▶ **SUPPLIED RECORDS**:
◇ ◇ ◇ ◇
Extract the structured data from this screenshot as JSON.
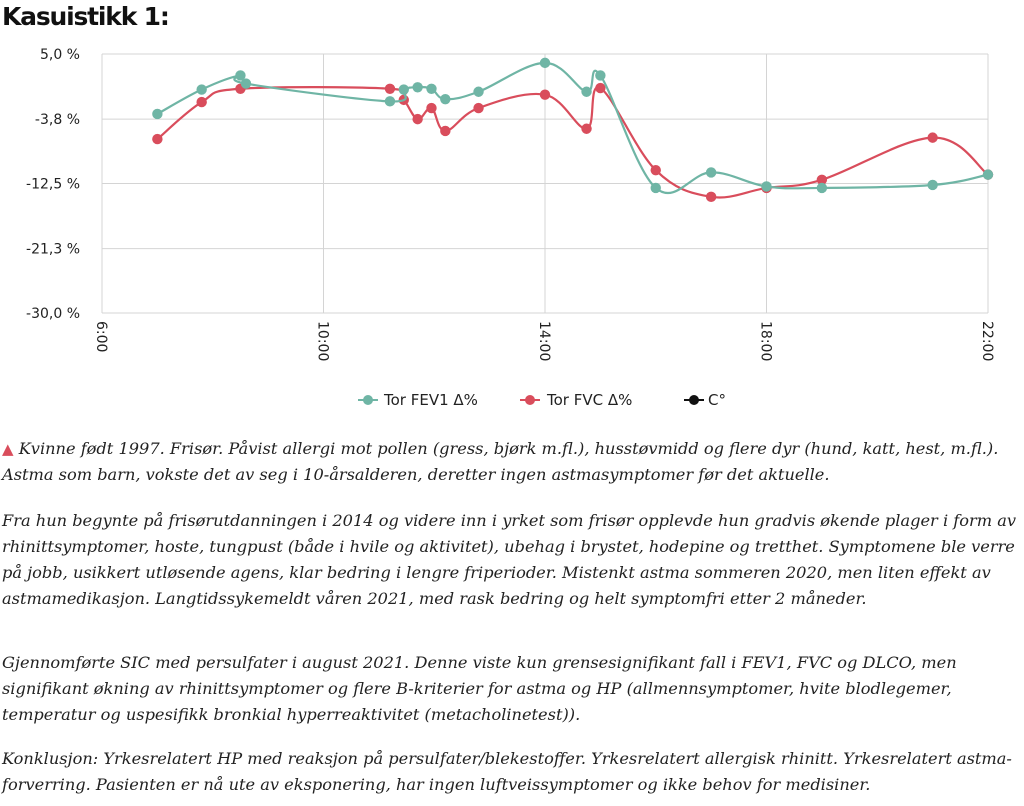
{
  "heading": "Kasuistikk 1:",
  "chart_data": {
    "type": "line",
    "xlabel": "",
    "ylabel": "",
    "xlim": [
      6,
      22
    ],
    "ylim": [
      -30,
      5
    ],
    "x_ticks": [
      6,
      10,
      14,
      18,
      22
    ],
    "x_tick_labels": [
      "6:00",
      "10:00",
      "14:00",
      "18:00",
      "22:00"
    ],
    "y_ticks": [
      5,
      -3.8,
      -12.5,
      -21.3,
      -30
    ],
    "y_tick_labels": [
      "5,0 %",
      "-3,8 %",
      "-12,5 %",
      "-21,3 %",
      "-30,0 %"
    ],
    "grid": true,
    "legend_position": "bottom",
    "series": [
      {
        "name": "Tor FEV1 Δ%",
        "color": "#6fb5a5",
        "x": [
          7,
          7.8,
          8.5,
          8.6,
          11.2,
          11.45,
          11.7,
          11.95,
          12.2,
          12.8,
          14,
          14.75,
          15,
          16,
          17,
          18,
          19,
          21,
          22
        ],
        "y": [
          -3.1,
          0.2,
          2.1,
          1.0,
          -1.4,
          0.2,
          0.5,
          0.3,
          -1.1,
          -0.1,
          3.8,
          -0.1,
          2.1,
          -13.1,
          -11.0,
          -12.9,
          -13.1,
          -12.7,
          -11.3
        ]
      },
      {
        "name": "Tor FVC Δ%",
        "color": "#d94d5c",
        "x": [
          7,
          7.8,
          8.5,
          11.2,
          11.45,
          11.7,
          11.95,
          12.2,
          12.8,
          14,
          14.75,
          15,
          16,
          17,
          18,
          19,
          21,
          22
        ],
        "y": [
          -6.5,
          -1.5,
          0.3,
          0.3,
          -1.2,
          -3.8,
          -2.3,
          -5.4,
          -2.3,
          -0.5,
          -5.1,
          0.4,
          -10.7,
          -14.3,
          -13.1,
          -12.0,
          -6.3,
          -11.3
        ]
      },
      {
        "name": "C°",
        "color": "#111111",
        "x": [],
        "y": []
      }
    ]
  },
  "paragraphs": [
    {
      "marker": "▲",
      "text": "Kvinne født 1997. Frisør. Påvist allergi mot pollen (gress, bjørk m.fl.), husstøvmidd og flere dyr (hund, katt, hest, m.fl.). Astma som barn, vokste det av seg i 10-årsalderen, deretter ingen astmasymptomer før det aktuelle."
    },
    {
      "text": "Fra hun begynte på frisørutdanningen i 2014 og videre inn i yrket som frisør opplevde hun gradvis økende plager i form av rhinittsymptomer, hoste, tungpust (både i hvile og aktivitet), ubehag i brystet, hodepine og tretthet. Symptomene ble verre på jobb, usikkert utløsende agens, klar bedring i lengre friperioder. Mistenkt astma sommeren 2020, men liten effekt av astmamedikasjon. Langtidssykemeldt våren 2021, med rask bedring og helt symptomfri etter 2 måneder."
    },
    {
      "text": "Gjennomførte SIC med persulfater i august 2021. Denne viste kun grensesignifikant fall i FEV1, FVC og DLCO, men signifikant økning av rhinittsymptomer og flere B-kriterier for astma og HP (allmennsymptomer, hvite blodlegemer, temperatur og uspesifikk bronkial hyperreaktivitet (metacholinetest))."
    },
    {
      "text": "Konklusjon: Yrkesrelatert HP med reaksjon på persulfater/blekestoffer. Yrkesrelatert allergisk rhinitt. Yrkesrelatert astma-forverring. Pasienten er nå ute av eksponering, har ingen luftveissymptomer og ikke behov for medisiner."
    }
  ]
}
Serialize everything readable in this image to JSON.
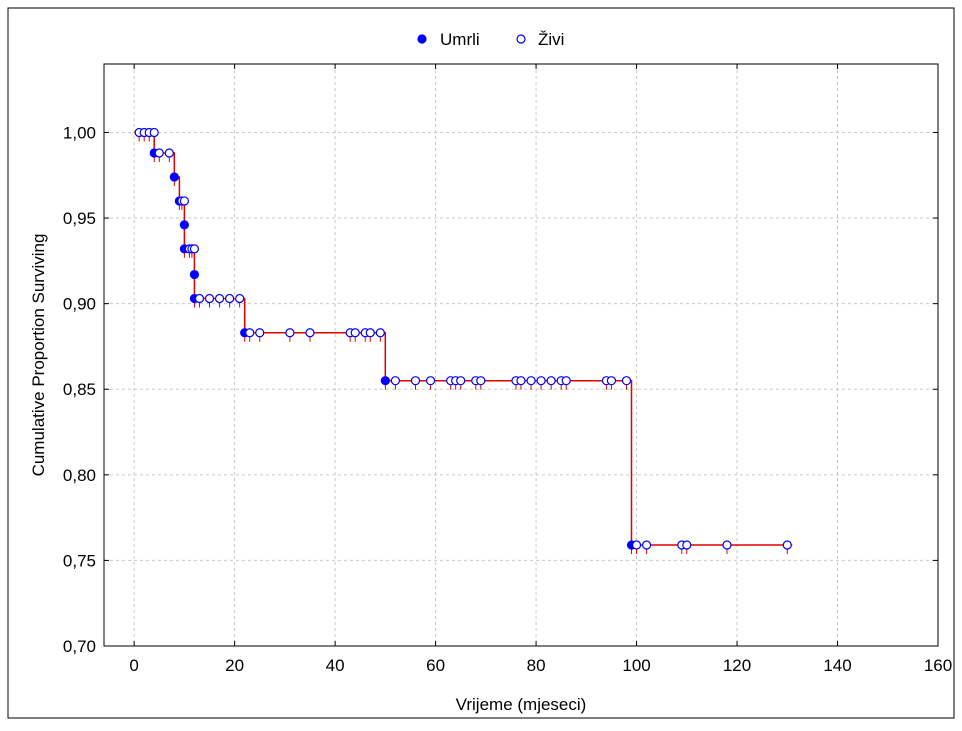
{
  "chart_data": {
    "type": "scatter",
    "title": "",
    "xlabel": "Vrijeme (mjeseci)",
    "ylabel": "Cumulative Proportion Surviving",
    "xlim": [
      -6,
      160
    ],
    "ylim": [
      0.7,
      1.04
    ],
    "x_ticks": [
      0,
      20,
      40,
      60,
      80,
      100,
      120,
      140,
      160
    ],
    "y_ticks": [
      0.7,
      0.75,
      0.8,
      0.85,
      0.9,
      0.95,
      1.0
    ],
    "x_tick_labels": [
      "0",
      "20",
      "40",
      "60",
      "80",
      "100",
      "120",
      "140",
      "160"
    ],
    "y_tick_labels": [
      "0,70",
      "0,75",
      "0,80",
      "0,85",
      "0,90",
      "0,95",
      "1,00"
    ],
    "grid": true,
    "legend": "top",
    "colors": {
      "series": "#0000ff",
      "curve": "#e00000"
    },
    "curve": [
      [
        0,
        1.0
      ],
      [
        4,
        1.0
      ],
      [
        4,
        0.988
      ],
      [
        8,
        0.988
      ],
      [
        8,
        0.974
      ],
      [
        9,
        0.974
      ],
      [
        9,
        0.96
      ],
      [
        10,
        0.96
      ],
      [
        10,
        0.946
      ],
      [
        10,
        0.932
      ],
      [
        12,
        0.932
      ],
      [
        12,
        0.917
      ],
      [
        12,
        0.903
      ],
      [
        22,
        0.903
      ],
      [
        22,
        0.883
      ],
      [
        50,
        0.883
      ],
      [
        50,
        0.855
      ],
      [
        99,
        0.855
      ],
      [
        99,
        0.759
      ],
      [
        131,
        0.759
      ]
    ],
    "series": [
      {
        "name": "Umrli",
        "marker": "filled",
        "points": [
          [
            4,
            0.988
          ],
          [
            8,
            0.974
          ],
          [
            9,
            0.96
          ],
          [
            10,
            0.946
          ],
          [
            10,
            0.932
          ],
          [
            12,
            0.917
          ],
          [
            12,
            0.903
          ],
          [
            22,
            0.883
          ],
          [
            50,
            0.855
          ],
          [
            99,
            0.759
          ]
        ]
      },
      {
        "name": "Živi",
        "marker": "open",
        "points": [
          [
            1,
            1.0
          ],
          [
            2,
            1.0
          ],
          [
            3,
            1.0
          ],
          [
            4,
            1.0
          ],
          [
            5,
            0.988
          ],
          [
            7,
            0.988
          ],
          [
            9.5,
            0.96
          ],
          [
            10,
            0.96
          ],
          [
            11,
            0.932
          ],
          [
            11.5,
            0.932
          ],
          [
            12,
            0.932
          ],
          [
            13,
            0.903
          ],
          [
            15,
            0.903
          ],
          [
            17,
            0.903
          ],
          [
            19,
            0.903
          ],
          [
            21,
            0.903
          ],
          [
            23,
            0.883
          ],
          [
            25,
            0.883
          ],
          [
            31,
            0.883
          ],
          [
            35,
            0.883
          ],
          [
            43,
            0.883
          ],
          [
            44,
            0.883
          ],
          [
            46,
            0.883
          ],
          [
            47,
            0.883
          ],
          [
            49,
            0.883
          ],
          [
            52,
            0.855
          ],
          [
            56,
            0.855
          ],
          [
            59,
            0.855
          ],
          [
            63,
            0.855
          ],
          [
            64,
            0.855
          ],
          [
            65,
            0.855
          ],
          [
            68,
            0.855
          ],
          [
            69,
            0.855
          ],
          [
            76,
            0.855
          ],
          [
            77,
            0.855
          ],
          [
            79,
            0.855
          ],
          [
            81,
            0.855
          ],
          [
            83,
            0.855
          ],
          [
            85,
            0.855
          ],
          [
            86,
            0.855
          ],
          [
            94,
            0.855
          ],
          [
            95,
            0.855
          ],
          [
            98,
            0.855
          ],
          [
            100,
            0.759
          ],
          [
            102,
            0.759
          ],
          [
            109,
            0.759
          ],
          [
            110,
            0.759
          ],
          [
            118,
            0.759
          ],
          [
            130,
            0.759
          ]
        ]
      }
    ]
  }
}
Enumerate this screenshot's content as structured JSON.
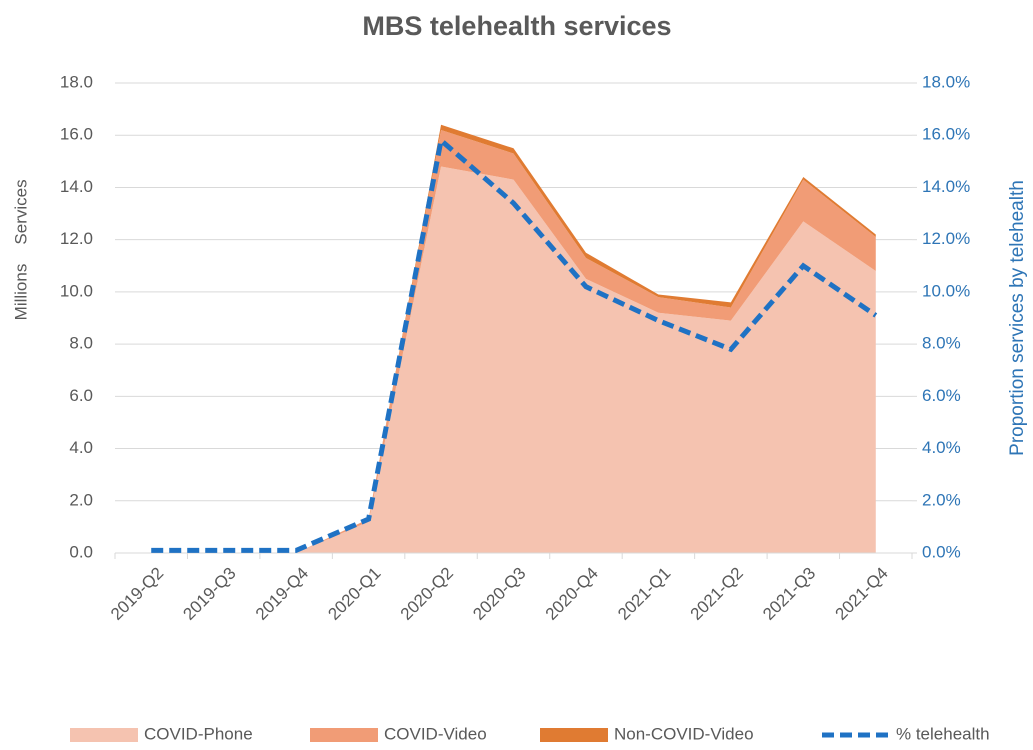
{
  "chart_data": {
    "type": "stacked-area-line",
    "title": "MBS telehealth services",
    "y_label": "Services",
    "y_unit": "Millions",
    "y2_label": "Proportion services by telehealth",
    "categories": [
      "2019-Q2",
      "2019-Q3",
      "2019-Q4",
      "2020-Q1",
      "2020-Q2",
      "2020-Q3",
      "2020-Q4",
      "2021-Q1",
      "2021-Q2",
      "2021-Q3",
      "2021-Q4"
    ],
    "series": [
      {
        "name": "COVID-Phone",
        "color": "#f5c3b0",
        "values": [
          0,
          0,
          0,
          1.2,
          14.8,
          14.3,
          10.5,
          9.2,
          8.9,
          12.7,
          10.8
        ]
      },
      {
        "name": "COVID-Video",
        "color": "#f19c76",
        "values": [
          0,
          0,
          0,
          0.1,
          1.4,
          1.0,
          0.8,
          0.6,
          0.5,
          1.6,
          1.3
        ]
      },
      {
        "name": "Non-COVID-Video",
        "color": "#e07b32",
        "values": [
          0,
          0,
          0,
          0,
          0.2,
          0.2,
          0.2,
          0.1,
          0.2,
          0.1,
          0.1
        ]
      },
      {
        "name": "% telehealth",
        "color": "#1f72c4",
        "axis": "y2",
        "dashed": true,
        "values": [
          0.1,
          0.1,
          0.1,
          1.3,
          15.8,
          13.4,
          10.2,
          8.9,
          7.8,
          11.0,
          9.1
        ]
      }
    ],
    "ylim": [
      0,
      18
    ],
    "yticks": [
      {
        "value": 0,
        "label": "0.0"
      },
      {
        "value": 2,
        "label": "2.0"
      },
      {
        "value": 4,
        "label": "4.0"
      },
      {
        "value": 6,
        "label": "6.0"
      },
      {
        "value": 8,
        "label": "8.0"
      },
      {
        "value": 10,
        "label": "10.0"
      },
      {
        "value": 12,
        "label": "12.0"
      },
      {
        "value": 14,
        "label": "14.0"
      },
      {
        "value": 16,
        "label": "16.0"
      },
      {
        "value": 18,
        "label": "18.0"
      }
    ],
    "y2lim": [
      0,
      18
    ],
    "y2ticks": [
      {
        "value": 0,
        "label": "0.0%"
      },
      {
        "value": 2,
        "label": "2.0%"
      },
      {
        "value": 4,
        "label": "4.0%"
      },
      {
        "value": 6,
        "label": "6.0%"
      },
      {
        "value": 8,
        "label": "8.0%"
      },
      {
        "value": 10,
        "label": "10.0%"
      },
      {
        "value": 12,
        "label": "12.0%"
      },
      {
        "value": 14,
        "label": "14.0%"
      },
      {
        "value": 16,
        "label": "16.0%"
      },
      {
        "value": 18,
        "label": "18.0%"
      }
    ],
    "grid": true,
    "legend": "bottom"
  }
}
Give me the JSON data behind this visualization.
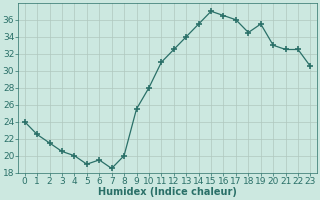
{
  "x": [
    0,
    1,
    2,
    3,
    4,
    5,
    6,
    7,
    8,
    9,
    10,
    11,
    12,
    13,
    14,
    15,
    16,
    17,
    18,
    19,
    20,
    21,
    22,
    23
  ],
  "y": [
    24,
    22.5,
    21.5,
    20.5,
    20,
    19,
    19.5,
    18.5,
    20,
    25.5,
    28,
    31,
    32.5,
    34,
    35.5,
    37,
    36.5,
    36,
    34.5,
    35.5,
    33,
    32.5,
    32.5,
    30.5
  ],
  "line_color": "#2a7068",
  "marker": "+",
  "marker_size": 4,
  "marker_lw": 1.2,
  "bg_color": "#cce8e0",
  "grid_color": "#b0c8be",
  "xlabel": "Humidex (Indice chaleur)",
  "ylim": [
    18,
    38
  ],
  "xlim": [
    -0.5,
    23.5
  ],
  "yticks": [
    18,
    20,
    22,
    24,
    26,
    28,
    30,
    32,
    34,
    36
  ],
  "xticks": [
    0,
    1,
    2,
    3,
    4,
    5,
    6,
    7,
    8,
    9,
    10,
    11,
    12,
    13,
    14,
    15,
    16,
    17,
    18,
    19,
    20,
    21,
    22,
    23
  ],
  "label_fontsize": 7,
  "tick_fontsize": 6.5
}
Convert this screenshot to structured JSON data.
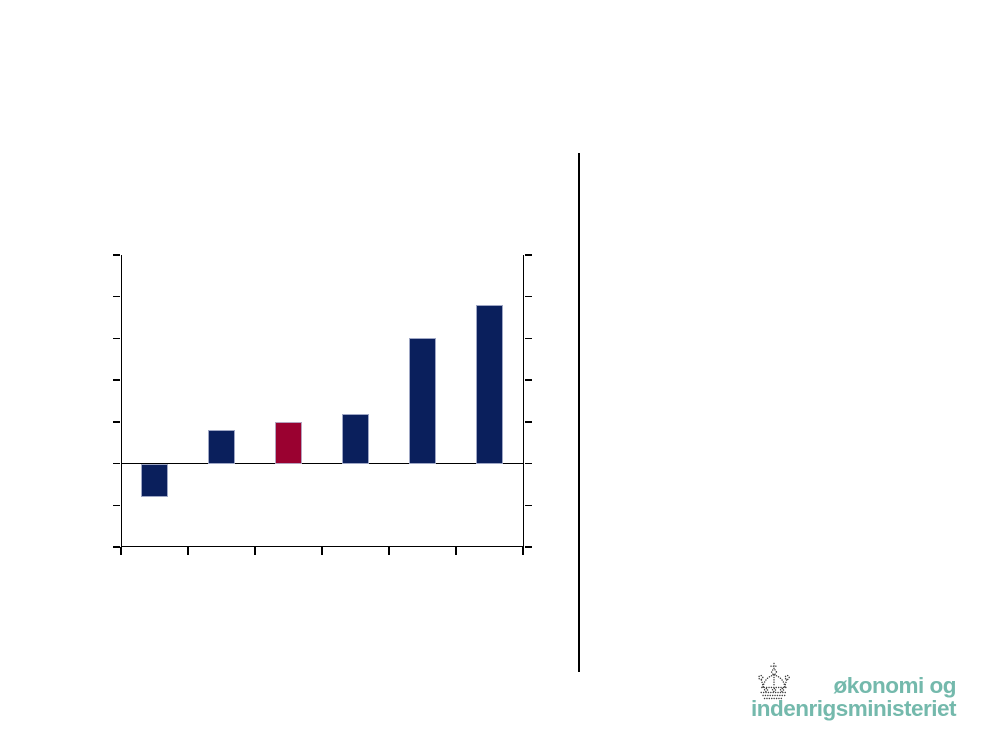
{
  "slide": {
    "background": "#ffffff"
  },
  "chart_data": {
    "type": "bar",
    "title": "",
    "xlabel": "",
    "ylabel": "",
    "categories": [
      "",
      "",
      "",
      "",
      "",
      ""
    ],
    "values": [
      -0.8,
      0.8,
      1.0,
      1.2,
      3.0,
      3.8
    ],
    "bar_colors": [
      "#0a1f5c",
      "#0a1f5c",
      "#9a0130",
      "#0a1f5c",
      "#0a1f5c",
      "#0a1f5c"
    ],
    "highlight_index": 2,
    "ylim": [
      -2,
      5
    ],
    "y_tick_step": 1,
    "x_tick_count": 7,
    "tick_labels_visible": false,
    "gridlines": false,
    "legend": "none",
    "axis_color": "#000000"
  },
  "divider": {
    "color": "#000000"
  },
  "logo": {
    "line1": "økonomi og",
    "line2": "indenrigsministeriet",
    "text_color": "#74b9ac",
    "crown_color": "#3d3d3d"
  }
}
◇ ◇ ◇ ◇
Find the lines above holding the word "screenshot" and show them.

▶ **EXERCISE OUTPUT**:
Extract the structured data from this screenshot as JSON.
Enumerate this screenshot's content as structured JSON.
Convert this screenshot to structured JSON data.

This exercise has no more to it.